[START]

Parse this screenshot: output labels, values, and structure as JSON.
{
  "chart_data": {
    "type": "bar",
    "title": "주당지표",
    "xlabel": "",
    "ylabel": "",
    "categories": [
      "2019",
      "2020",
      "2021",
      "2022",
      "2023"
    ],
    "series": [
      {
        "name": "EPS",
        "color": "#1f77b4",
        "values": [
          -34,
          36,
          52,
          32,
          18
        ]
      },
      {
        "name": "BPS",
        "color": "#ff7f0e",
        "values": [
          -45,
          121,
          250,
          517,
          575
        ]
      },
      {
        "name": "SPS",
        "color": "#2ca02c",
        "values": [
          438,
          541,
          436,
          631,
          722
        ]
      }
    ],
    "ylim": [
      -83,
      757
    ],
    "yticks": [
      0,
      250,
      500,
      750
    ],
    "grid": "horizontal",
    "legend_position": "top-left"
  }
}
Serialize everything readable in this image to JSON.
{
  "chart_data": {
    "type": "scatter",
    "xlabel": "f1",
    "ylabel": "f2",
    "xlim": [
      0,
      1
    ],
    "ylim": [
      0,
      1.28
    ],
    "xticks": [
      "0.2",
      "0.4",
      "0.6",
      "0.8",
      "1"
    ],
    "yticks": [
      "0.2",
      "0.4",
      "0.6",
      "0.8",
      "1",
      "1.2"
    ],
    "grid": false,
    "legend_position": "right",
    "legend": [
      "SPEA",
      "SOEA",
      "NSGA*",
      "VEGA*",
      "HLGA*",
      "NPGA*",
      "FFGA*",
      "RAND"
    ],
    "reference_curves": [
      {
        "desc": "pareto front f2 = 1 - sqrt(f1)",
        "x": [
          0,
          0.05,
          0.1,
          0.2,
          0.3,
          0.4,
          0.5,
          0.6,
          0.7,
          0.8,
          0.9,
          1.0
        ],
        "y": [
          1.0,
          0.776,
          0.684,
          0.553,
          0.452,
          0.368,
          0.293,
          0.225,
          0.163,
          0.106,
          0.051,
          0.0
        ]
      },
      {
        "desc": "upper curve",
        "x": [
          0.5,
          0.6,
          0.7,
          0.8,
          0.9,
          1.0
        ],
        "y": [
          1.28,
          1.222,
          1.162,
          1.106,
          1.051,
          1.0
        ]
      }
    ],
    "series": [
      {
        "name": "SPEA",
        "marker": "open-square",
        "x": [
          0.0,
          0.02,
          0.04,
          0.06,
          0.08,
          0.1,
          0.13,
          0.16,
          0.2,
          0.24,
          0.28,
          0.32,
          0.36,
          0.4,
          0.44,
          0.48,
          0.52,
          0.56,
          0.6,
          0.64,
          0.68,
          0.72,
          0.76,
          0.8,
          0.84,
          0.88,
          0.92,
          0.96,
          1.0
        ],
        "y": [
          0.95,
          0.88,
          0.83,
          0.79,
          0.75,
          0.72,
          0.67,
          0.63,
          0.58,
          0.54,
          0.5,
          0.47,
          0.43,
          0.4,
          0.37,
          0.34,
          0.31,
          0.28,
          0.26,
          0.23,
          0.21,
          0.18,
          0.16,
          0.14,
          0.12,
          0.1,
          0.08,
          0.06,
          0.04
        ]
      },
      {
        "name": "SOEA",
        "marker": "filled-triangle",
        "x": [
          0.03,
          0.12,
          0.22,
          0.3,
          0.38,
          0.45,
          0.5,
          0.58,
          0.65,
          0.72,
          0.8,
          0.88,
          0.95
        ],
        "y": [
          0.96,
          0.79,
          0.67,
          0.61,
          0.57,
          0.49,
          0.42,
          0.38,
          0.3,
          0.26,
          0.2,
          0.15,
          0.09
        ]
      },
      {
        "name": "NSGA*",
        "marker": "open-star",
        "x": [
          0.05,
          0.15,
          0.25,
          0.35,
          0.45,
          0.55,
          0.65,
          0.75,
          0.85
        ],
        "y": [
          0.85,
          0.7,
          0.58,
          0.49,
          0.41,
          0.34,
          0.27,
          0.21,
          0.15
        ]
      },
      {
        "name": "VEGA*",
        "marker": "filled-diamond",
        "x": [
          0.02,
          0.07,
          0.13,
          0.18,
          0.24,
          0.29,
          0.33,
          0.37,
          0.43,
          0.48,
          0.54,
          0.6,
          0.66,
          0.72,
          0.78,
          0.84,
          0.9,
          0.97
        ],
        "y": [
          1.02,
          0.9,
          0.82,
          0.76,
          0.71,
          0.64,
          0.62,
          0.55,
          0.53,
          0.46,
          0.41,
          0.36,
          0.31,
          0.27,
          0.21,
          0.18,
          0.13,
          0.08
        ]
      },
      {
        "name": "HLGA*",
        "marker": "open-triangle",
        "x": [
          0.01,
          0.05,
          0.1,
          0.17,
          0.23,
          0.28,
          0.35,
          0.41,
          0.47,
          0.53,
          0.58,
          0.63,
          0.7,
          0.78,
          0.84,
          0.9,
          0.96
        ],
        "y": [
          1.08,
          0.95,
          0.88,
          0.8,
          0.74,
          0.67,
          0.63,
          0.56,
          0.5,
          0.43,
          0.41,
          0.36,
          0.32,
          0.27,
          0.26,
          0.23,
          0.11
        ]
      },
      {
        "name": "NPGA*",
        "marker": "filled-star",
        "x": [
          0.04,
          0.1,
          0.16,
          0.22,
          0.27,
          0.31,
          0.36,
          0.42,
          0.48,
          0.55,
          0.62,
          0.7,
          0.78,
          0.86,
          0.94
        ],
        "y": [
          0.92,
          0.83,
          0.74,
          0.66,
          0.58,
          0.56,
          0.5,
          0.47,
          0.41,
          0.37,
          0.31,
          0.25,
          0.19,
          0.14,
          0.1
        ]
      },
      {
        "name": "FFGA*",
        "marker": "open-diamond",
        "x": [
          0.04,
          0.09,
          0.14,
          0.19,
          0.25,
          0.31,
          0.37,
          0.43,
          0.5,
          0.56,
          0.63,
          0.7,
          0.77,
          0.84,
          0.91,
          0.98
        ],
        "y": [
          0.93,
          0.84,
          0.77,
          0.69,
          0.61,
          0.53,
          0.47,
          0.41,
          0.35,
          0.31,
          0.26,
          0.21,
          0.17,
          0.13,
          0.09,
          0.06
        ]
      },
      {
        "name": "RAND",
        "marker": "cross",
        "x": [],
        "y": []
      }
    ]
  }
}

[END]

### WHAT TO PRODUCE
Quote each line of the listing above exactly.

### ANSWER TO THE EXERCISE
Parse this screenshot: output labels, values, and structure as JSON.
{
  "chart_data": {
    "type": "bar",
    "title": "주당지표",
    "xlabel": "",
    "ylabel": "",
    "categories": [
      "2019",
      "2020",
      "2021",
      "2022",
      "2023"
    ],
    "series": [
      {
        "name": "EPS",
        "color": "#1f77b4",
        "values": [
          -34,
          36,
          52,
          32,
          18
        ]
      },
      {
        "name": "BPS",
        "color": "#ff7f0e",
        "values": [
          -45,
          121,
          250,
          517,
          575
        ]
      },
      {
        "name": "SPS",
        "color": "#2ca02c",
        "values": [
          438,
          541,
          436,
          631,
          722
        ]
      }
    ],
    "ylim": [
      -83,
      757
    ],
    "yticks": [
      0,
      250,
      500,
      750
    ],
    "grid": "horizontal",
    "legend_position": "top-left"
  }
}
Serialize everything readable in this image to JSON.
{
  "chart_data": {
    "type": "scatter",
    "xlabel": "f1",
    "ylabel": "f2",
    "xlim": [
      0,
      1
    ],
    "ylim": [
      0,
      1.28
    ],
    "xticks": [
      "0.2",
      "0.4",
      "0.6",
      "0.8",
      "1"
    ],
    "yticks": [
      "0.2",
      "0.4",
      "0.6",
      "0.8",
      "1",
      "1.2"
    ],
    "grid": false,
    "legend_position": "right",
    "legend": [
      "SPEA",
      "SOEA",
      "NSGA*",
      "VEGA*",
      "HLGA*",
      "NPGA*",
      "FFGA*",
      "RAND"
    ],
    "reference_curves": [
      {
        "desc": "pareto front f2 = 1 - sqrt(f1)",
        "x": [
          0,
          0.05,
          0.1,
          0.2,
          0.3,
          0.4,
          0.5,
          0.6,
          0.7,
          0.8,
          0.9,
          1.0
        ],
        "y": [
          1.0,
          0.776,
          0.684,
          0.553,
          0.452,
          0.368,
          0.293,
          0.225,
          0.163,
          0.106,
          0.051,
          0.0
        ]
      },
      {
        "desc": "upper curve",
        "x": [
          0.5,
          0.6,
          0.7,
          0.8,
          0.9,
          1.0
        ],
        "y": [
          1.28,
          1.222,
          1.162,
          1.106,
          1.051,
          1.0
        ]
      }
    ],
    "series": [
      {
        "name": "SPEA",
        "marker": "open-square",
        "x": [
          0.0,
          0.02,
          0.04,
          0.06,
          0.08,
          0.1,
          0.13,
          0.16,
          0.2,
          0.24,
          0.28,
          0.32,
          0.36,
          0.4,
          0.44,
          0.48,
          0.52,
          0.56,
          0.6,
          0.64,
          0.68,
          0.72,
          0.76,
          0.8,
          0.84,
          0.88,
          0.92,
          0.96,
          1.0
        ],
        "y": [
          0.95,
          0.88,
          0.83,
          0.79,
          0.75,
          0.72,
          0.67,
          0.63,
          0.58,
          0.54,
          0.5,
          0.47,
          0.43,
          0.4,
          0.37,
          0.34,
          0.31,
          0.28,
          0.26,
          0.23,
          0.21,
          0.18,
          0.16,
          0.14,
          0.12,
          0.1,
          0.08,
          0.06,
          0.04
        ]
      },
      {
        "name": "SOEA",
        "marker": "filled-triangle",
        "x": [
          0.03,
          0.12,
          0.22,
          0.3,
          0.38,
          0.45,
          0.5,
          0.58,
          0.65,
          0.72,
          0.8,
          0.88,
          0.95
        ],
        "y": [
          0.96,
          0.79,
          0.67,
          0.61,
          0.57,
          0.49,
          0.42,
          0.38,
          0.3,
          0.26,
          0.2,
          0.15,
          0.09
        ]
      },
      {
        "name": "NSGA*",
        "marker": "open-star",
        "x": [
          0.05,
          0.15,
          0.25,
          0.35,
          0.45,
          0.55,
          0.65,
          0.75,
          0.85
        ],
        "y": [
          0.85,
          0.7,
          0.58,
          0.49,
          0.41,
          0.34,
          0.27,
          0.21,
          0.15
        ]
      },
      {
        "name": "VEGA*",
        "marker": "filled-diamond",
        "x": [
          0.02,
          0.07,
          0.13,
          0.18,
          0.24,
          0.29,
          0.33,
          0.37,
          0.43,
          0.48,
          0.54,
          0.6,
          0.66,
          0.72,
          0.78,
          0.84,
          0.9,
          0.97
        ],
        "y": [
          1.02,
          0.9,
          0.82,
          0.76,
          0.71,
          0.64,
          0.62,
          0.55,
          0.53,
          0.46,
          0.41,
          0.36,
          0.31,
          0.27,
          0.21,
          0.18,
          0.13,
          0.08
        ]
      },
      {
        "name": "HLGA*",
        "marker": "open-triangle",
        "x": [
          0.01,
          0.05,
          0.1,
          0.17,
          0.23,
          0.28,
          0.35,
          0.41,
          0.47,
          0.53,
          0.58,
          0.63,
          0.7,
          0.78,
          0.84,
          0.9,
          0.96
        ],
        "y": [
          1.08,
          0.95,
          0.88,
          0.8,
          0.74,
          0.67,
          0.63,
          0.56,
          0.5,
          0.43,
          0.41,
          0.36,
          0.32,
          0.27,
          0.26,
          0.23,
          0.11
        ]
      },
      {
        "name": "NPGA*",
        "marker": "filled-star",
        "x": [
          0.04,
          0.1,
          0.16,
          0.22,
          0.27,
          0.31,
          0.36,
          0.42,
          0.48,
          0.55,
          0.62,
          0.7,
          0.78,
          0.86,
          0.94
        ],
        "y": [
          0.92,
          0.83,
          0.74,
          0.66,
          0.58,
          0.56,
          0.5,
          0.47,
          0.41,
          0.37,
          0.31,
          0.25,
          0.19,
          0.14,
          0.1
        ]
      },
      {
        "name": "FFGA*",
        "marker": "open-diamond",
        "x": [
          0.04,
          0.09,
          0.14,
          0.19,
          0.25,
          0.31,
          0.37,
          0.43,
          0.5,
          0.56,
          0.63,
          0.7,
          0.77,
          0.84,
          0.91,
          0.98
        ],
        "y": [
          0.93,
          0.84,
          0.77,
          0.69,
          0.61,
          0.53,
          0.47,
          0.41,
          0.35,
          0.31,
          0.26,
          0.21,
          0.17,
          0.13,
          0.09,
          0.06
        ]
      },
      {
        "name": "RAND",
        "marker": "cross",
        "x": [],
        "y": []
      }
    ]
  }
}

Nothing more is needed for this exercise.